**SHORT EXERCISE**
From the entries below, copy every line where the string "согласно" appears.
★ ★ ★
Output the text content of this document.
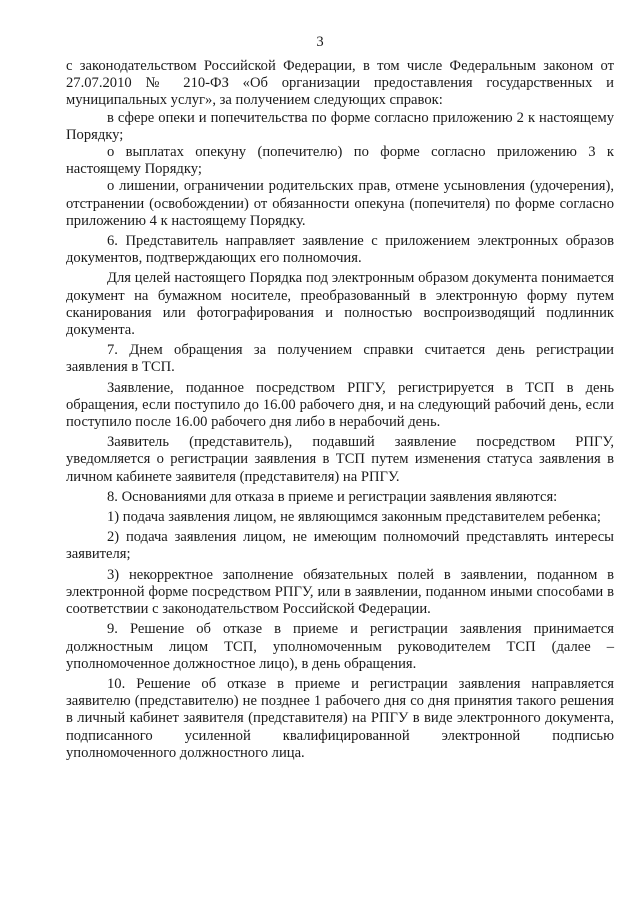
3

с законодательством Российской Федерации, в том числе Федеральным законом от 27.07.2010 № 210-ФЗ «Об организации предоставления государственных и муниципальных услуг», за получением следующих справок:

в сфере опеки и попечительства по форме согласно приложению 2 к настоящему Порядку;

о выплатах опекуну (попечителю) по форме согласно приложению 3 к настоящему Порядку;

о лишении, ограничении родительских прав, отмене усыновления (удочерения), отстранении (освобождении) от обязанности опекуна (попечителя) по форме согласно приложению 4 к настоящему Порядку.

6. Представитель направляет заявление с приложением электронных образов документов, подтверждающих его полномочия.

Для целей настоящего Порядка под электронным образом документа понимается документ на бумажном носителе, преобразованный в электронную форму путем сканирования или фотографирования и полностью воспроизводящий подлинник документа.

7. Днем обращения за получением справки считается день регистрации заявления в ТСП.

Заявление, поданное посредством РПГУ, регистрируется в ТСП в день обращения, если поступило до 16.00 рабочего дня, и на следующий рабочий день, если поступило после 16.00 рабочего дня либо в нерабочий день.

Заявитель (представитель), подавший заявление посредством РПГУ, уведомляется о регистрации заявления в ТСП путем изменения статуса заявления в личном кабинете заявителя (представителя) на РПГУ.

8. Основаниями для отказа в приеме и регистрации заявления являются:

1) подача заявления лицом, не являющимся законным представителем ребенка;

2) подача заявления лицом, не имеющим полномочий представлять интересы заявителя;

3) некорректное заполнение обязательных полей в заявлении, поданном в электронной форме посредством РПГУ, или в заявлении, поданном иными способами в соответствии с законодательством Российской Федерации.

9. Решение об отказе в приеме и регистрации заявления принимается должностным лицом ТСП, уполномоченным руководителем ТСП (далее – уполномоченное должностное лицо), в день обращения.

10. Решение об отказе в приеме и регистрации заявления направляется заявителю (представителю) не позднее 1 рабочего дня со дня принятия такого решения в личный кабинет заявителя (представителя) на РПГУ в виде электронного документа, подписанного усиленной квалифицированной электронной подписью уполномоченного должностного лица.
★ ★ ★
**PROBLEM SOLUTION**
в сфере опеки и попечительства по форме согласно приложению 2 к настоящему Порядку;
о выплатах опекуну (попечителю) по форме согласно приложению 3 к настоящему Порядку;
о лишении, ограничении родительских прав, отмене усыновления (удочерения), отстранении (освобождении) от обязанности опекуна (попечителя) по форме согласно приложению 4 к настоящему Порядку.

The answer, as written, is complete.